**TASK:** Transcribe exactly the lines from the one containing "What text is on this page?" through the end of the data, both included. Leave out pictures.
★ ★ ★
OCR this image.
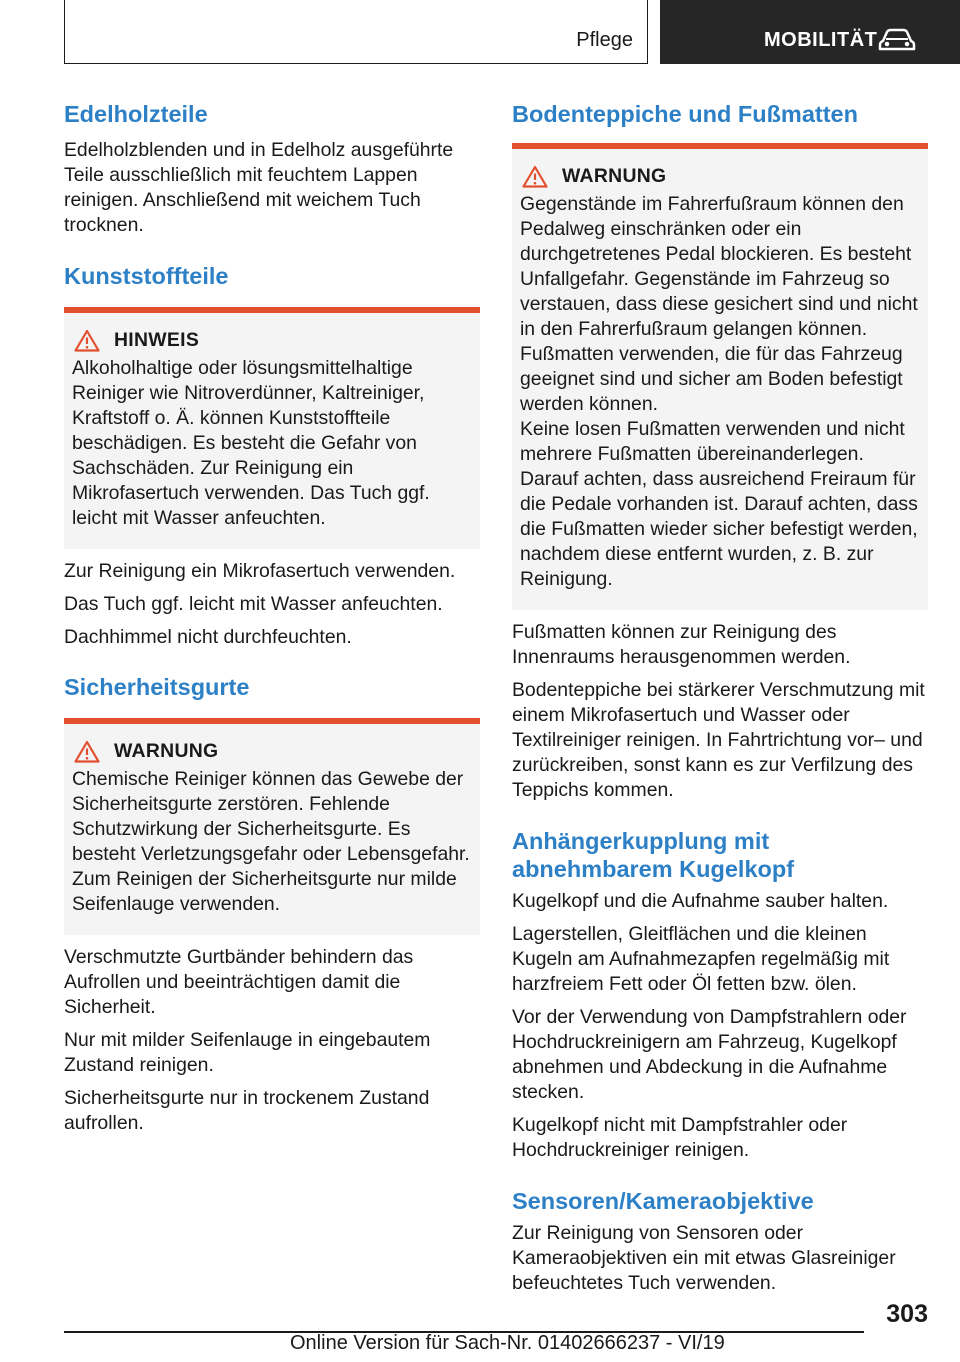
Pflege	MOBILITÄT
Edelholzteile

Edelholzblenden und in Edelholz ausgeführte Teile ausschließlich mit feuchtem Lappen reinigen. Anschließend mit weichem Tuch trocknen.

Kunststoffteile
HINWEIS

Alkoholhaltige oder lösungsmittelhaltige Reiniger wie Nitroverdünner, Kaltreiniger, Kraftstoff o. Ä. können Kunststoffteile beschädigen. Es besteht die Gefahr von Sachschäden. Zur Reinigung ein Mikrofasertuch verwenden. Das Tuch ggf. leicht mit Wasser anfeuchten.

Zur Reinigung ein Mikrofasertuch verwenden.

Das Tuch ggf. leicht mit Wasser anfeuchten.

Dachhimmel nicht durchfeuchten.

Sicherheitsgurte
WARNUNG

Chemische Reiniger können das Gewebe der Sicherheitsgurte zerstören. Fehlende Schutzwirkung der Sicherheitsgurte. Es besteht Verletzungsgefahr oder Lebensgefahr. Zum Reinigen der Sicherheitsgurte nur milde Seifenlauge verwenden.

Verschmutzte Gurtbänder behindern das Aufrollen und beeinträchtigen damit die Sicherheit.

Nur mit milder Seifenlauge in eingebautem Zustand reinigen.

Sicherheitsgurte nur in trockenem Zustand aufrollen.

Bodenteppiche und Fußmatten
WARNUNG

Gegenstände im Fahrerfußraum können den Pedalweg einschränken oder ein durchgetretenes Pedal blockieren. Es besteht Unfallgefahr. Gegenstände im Fahrzeug so verstauen, dass diese gesichert sind und nicht in den Fahrerfußraum gelangen können. Fußmatten verwenden, die für das Fahrzeug geeignet sind und sicher am Boden befestigt werden können.

Keine losen Fußmatten verwenden und nicht mehrere Fußmatten übereinanderlegen. Darauf achten, dass ausreichend Freiraum für die Pedale vorhanden ist. Darauf achten, dass die Fußmatten wieder sicher befestigt werden, nachdem diese entfernt wurden, z. B. zur Reinigung.

Fußmatten können zur Reinigung des Innenraums herausgenommen werden.

Bodenteppiche bei stärkerer Verschmutzung mit einem Mikrofasertuch und Wasser oder Textilreiniger reinigen. In Fahrtrichtung vor– und zurückreiben, sonst kann es zur Verfilzung des Teppichs kommen.

Anhängerkupplung mit abnehmbarem Kugelkopf

Kugelkopf und die Aufnahme sauber halten.

Lagerstellen, Gleitflächen und die kleinen Kugeln am Aufnahmezapfen regelmäßig mit harzfreiem Fett oder Öl fetten bzw. ölen.

Vor der Verwendung von Dampfstrahlern oder Hochdruckreinigern am Fahrzeug, Kugelkopf abnehmen und Abdeckung in die Aufnahme stecken.

Kugelkopf nicht mit Dampfstrahler oder Hochdruckreiniger reinigen.

Sensoren/Kameraobjektive

Zur Reinigung von Sensoren oder Kameraobjektiven ein mit etwas Glasreiniger befeuchtetes Tuch verwenden.

303
Online Version für Sach-Nr. 01402666237 - VI/19
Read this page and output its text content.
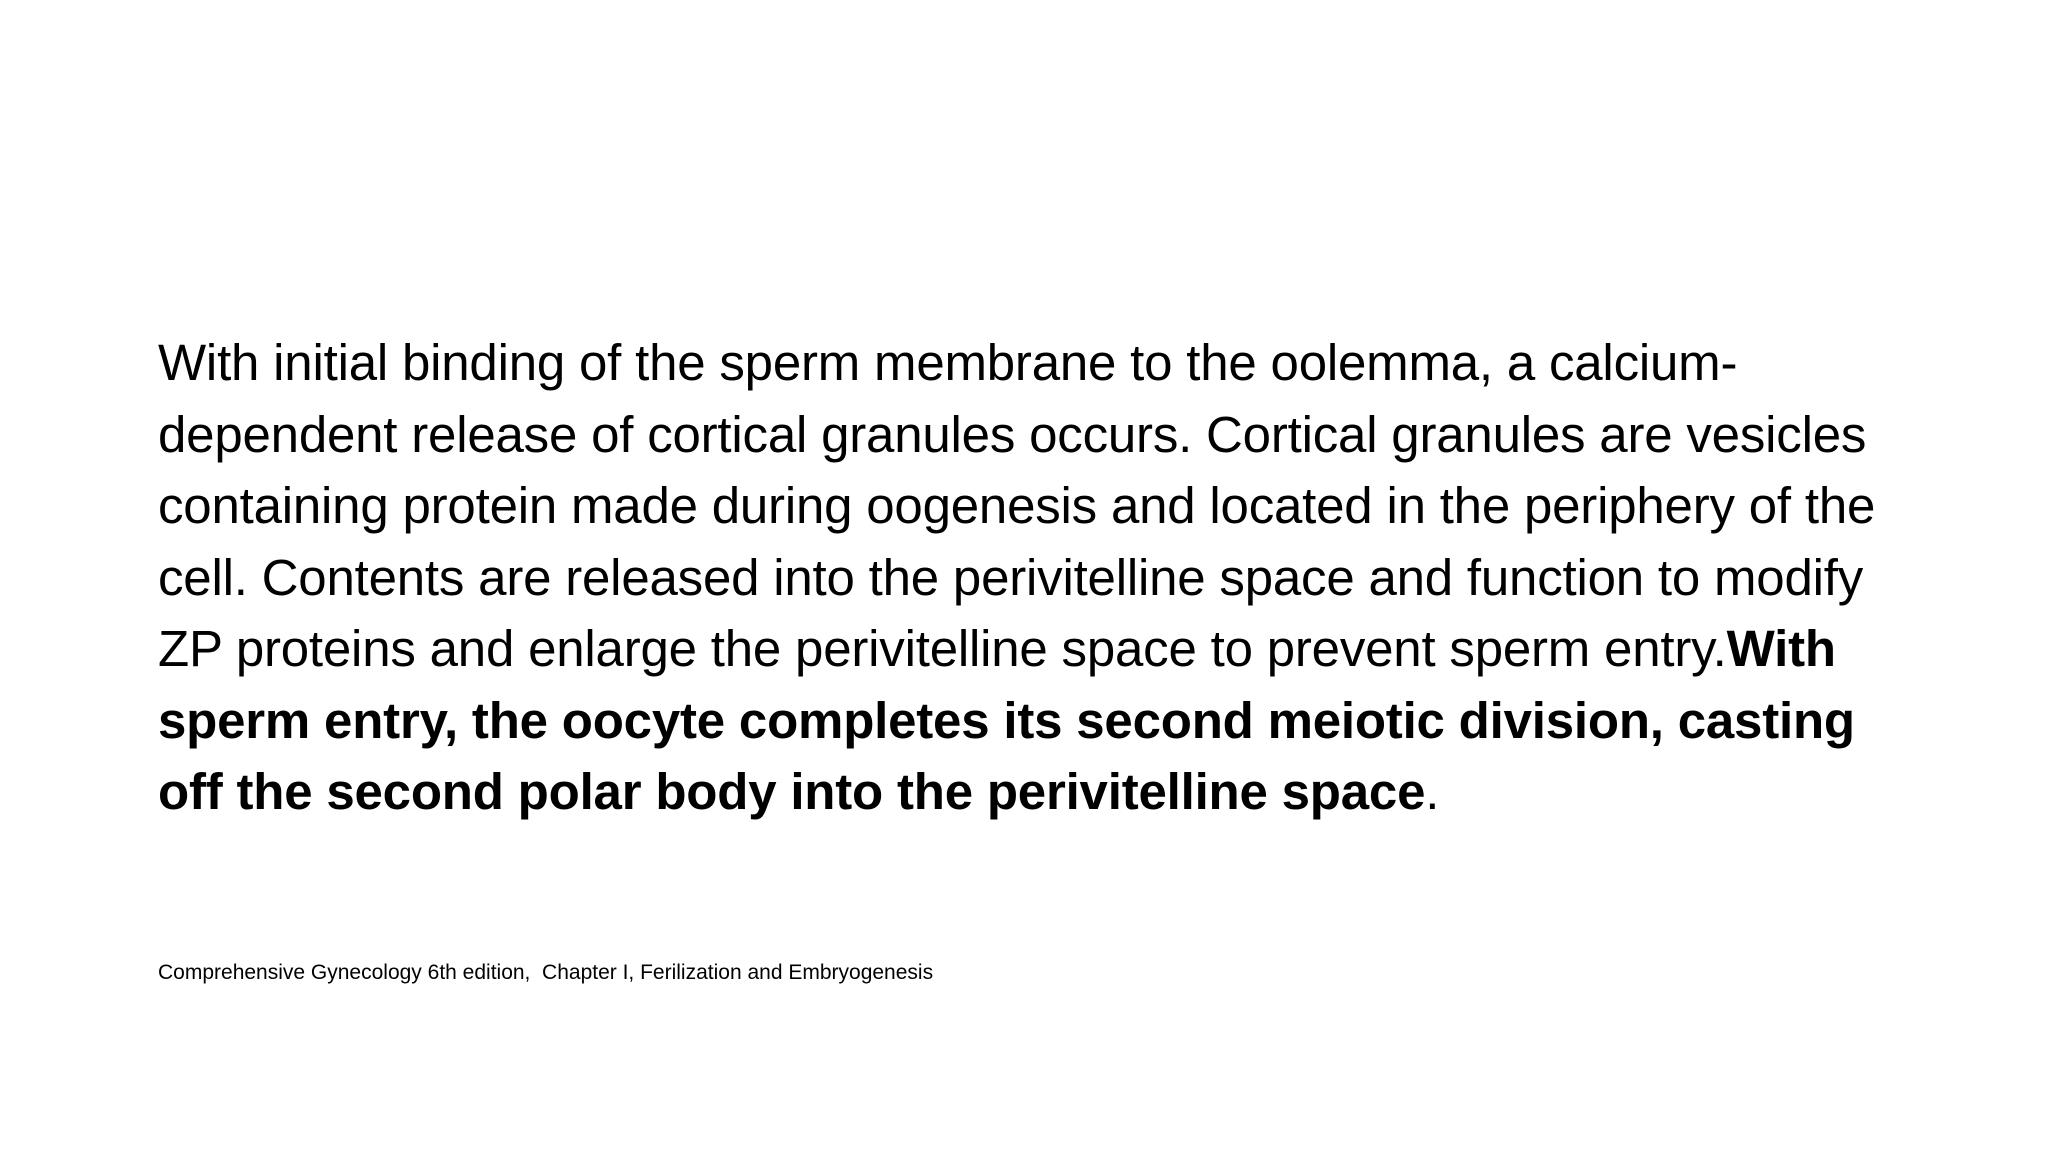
With initial binding of the sperm membrane to the oolemma, a calcium-dependent release of cortical granules occurs. Cortical granules are vesicles containing protein made during oogenesis and located in the periphery of the cell. Contents are released into the perivitelline space and function to modify ZP proteins and enlarge the perivitelline space to prevent sperm entry.With sperm entry, the oocyte completes its second meiotic division, casting off the second polar body into the perivitelline space.

Comprehensive Gynecology 6th edition,  Chapter I, Ferilization and Embryogenesis
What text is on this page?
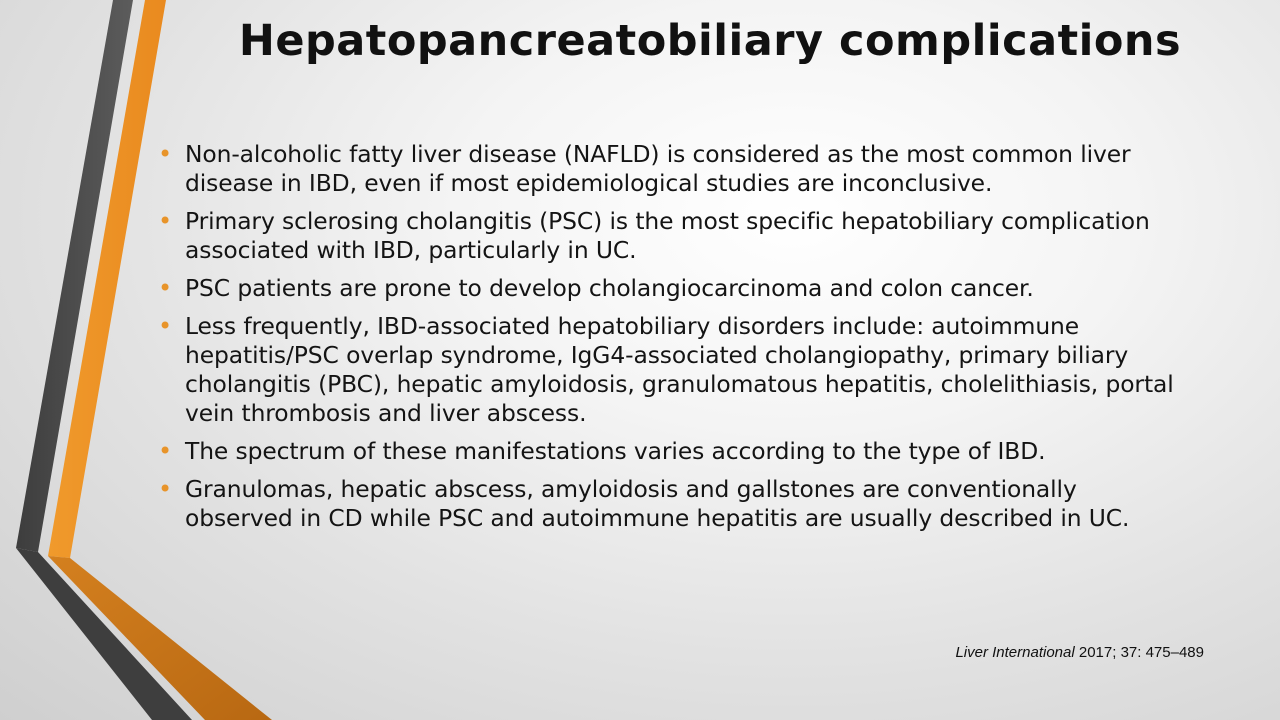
Hepatopancreatobiliary complications
• Non-alcoholic fatty liver disease (NAFLD) is considered as the most common liver disease in IBD, even if most epidemiological studies are inconclusive.
• Primary sclerosing cholangitis (PSC) is the most specific hepatobiliary complication associated with IBD, particularly in UC.
• PSC patients are prone to develop cholangiocarcinoma and colon cancer.
• Less frequently, IBD-associated hepatobiliary disorders include: autoimmune hepatitis/PSC overlap syndrome, IgG4-associated cholangiopathy, primary biliary cholangitis (PBC), hepatic amyloidosis, granulomatous hepatitis, cholelithiasis, portal vein thrombosis and liver abscess.
• The spectrum of these manifestations varies according to the type of IBD.
• Granulomas, hepatic abscess, amyloidosis and gallstones are conventionally observed in CD while PSC and autoimmune hepatitis are usually described in UC.
Liver International 2017; 37: 475–489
★ ★ ★
**TASK RESULT:**
What text is on this page?
Hepatopancreatobiliary complications
• Non-alcoholic fatty liver disease (NAFLD) is considered as the most common liver disease in IBD, even if most epidemiological studies are inconclusive.
• Primary sclerosing cholangitis (PSC) is the most specific hepatobiliary complication associated with IBD, particularly in UC.
• PSC patients are prone to develop cholangiocarcinoma and colon cancer.
• Less frequently, IBD-associated hepatobiliary disorders include: autoimmune hepatitis/PSC overlap syndrome, IgG4-associated cholangiopathy, primary biliary cholangitis (PBC), hepatic amyloidosis, granulomatous hepatitis, cholelithiasis, portal vein thrombosis and liver abscess.
• The spectrum of these manifestations varies according to the type of IBD.
• Granulomas, hepatic abscess, amyloidosis and gallstones are conventionally observed in CD while PSC and autoimmune hepatitis are usually described in UC.
Liver International 2017; 37: 475–489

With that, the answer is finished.